§ **THE REQUEST**:
Go through the lines below and copy each one that holds the string "Council".

-- Begin --

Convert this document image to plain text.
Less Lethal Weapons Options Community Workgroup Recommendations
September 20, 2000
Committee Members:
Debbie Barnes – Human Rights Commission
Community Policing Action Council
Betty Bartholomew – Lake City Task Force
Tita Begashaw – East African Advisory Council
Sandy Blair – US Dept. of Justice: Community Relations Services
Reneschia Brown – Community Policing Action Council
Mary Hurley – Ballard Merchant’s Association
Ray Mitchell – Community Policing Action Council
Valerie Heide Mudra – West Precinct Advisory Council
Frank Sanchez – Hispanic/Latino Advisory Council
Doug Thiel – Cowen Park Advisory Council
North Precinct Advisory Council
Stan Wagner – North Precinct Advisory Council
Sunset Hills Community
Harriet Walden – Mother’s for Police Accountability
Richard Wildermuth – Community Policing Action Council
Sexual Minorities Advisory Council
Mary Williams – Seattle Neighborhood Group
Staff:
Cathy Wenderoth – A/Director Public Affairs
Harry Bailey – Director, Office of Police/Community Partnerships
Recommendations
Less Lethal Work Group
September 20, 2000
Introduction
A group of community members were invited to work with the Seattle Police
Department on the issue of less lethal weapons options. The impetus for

-- End --

§ **OUTPUT OF THE EXERCISE**:
Community Policing Action Council
Tita Begashaw – East African Advisory Council
Reneschia Brown – Community Policing Action Council
Ray Mitchell – Community Policing Action Council
Valerie Heide Mudra – West Precinct Advisory Council
Frank Sanchez – Hispanic/Latino Advisory Council
Doug Thiel – Cowen Park Advisory Council
North Precinct Advisory Council
Stan Wagner – North Precinct Advisory Council
Richard Wildermuth – Community Policing Action Council
Sexual Minorities Advisory Council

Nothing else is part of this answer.